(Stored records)

[Begin]

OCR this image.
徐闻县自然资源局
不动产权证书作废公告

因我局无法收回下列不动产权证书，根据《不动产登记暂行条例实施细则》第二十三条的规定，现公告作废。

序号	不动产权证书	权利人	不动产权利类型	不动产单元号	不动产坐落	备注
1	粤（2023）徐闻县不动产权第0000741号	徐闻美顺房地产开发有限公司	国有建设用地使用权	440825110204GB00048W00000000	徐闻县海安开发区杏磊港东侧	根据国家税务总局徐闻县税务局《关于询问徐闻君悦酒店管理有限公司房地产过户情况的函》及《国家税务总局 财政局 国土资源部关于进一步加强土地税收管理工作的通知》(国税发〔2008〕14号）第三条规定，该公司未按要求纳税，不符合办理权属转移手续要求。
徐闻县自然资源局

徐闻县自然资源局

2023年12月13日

[End]

[Exercise goal] All of the entries need to be reproduced exactly; please write them out.

[Response to the exercise]
OCR this image.
徐闻县自然资源局
不动产权证书作废公告

因我局无法收回下列不动产权证书，根据《不动产登记暂行条例实施细则》第二十三条的规定，现公告作废。

序号	不动产权证书	权利人	不动产权利类型	不动产单元号	不动产坐落	备注
1	粤（2023）徐闻县不动产权第0000741号	徐闻美顺房地产开发有限公司	国有建设用地使用权	440825110204GB00048W00000000	徐闻县海安开发区杏磊港东侧	根据国家税务总局徐闻县税务局《关于询问徐闻君悦酒店管理有限公司房地产过户情况的函》及《国家税务总局 财政局 国土资源部关于进一步加强土地税收管理工作的通知》(国税发〔2008〕14号）第三条规定，该公司未按要求纳税，不符合办理权属转移手续要求。
徐闻县自然资源局

徐闻县自然资源局

2023年12月13日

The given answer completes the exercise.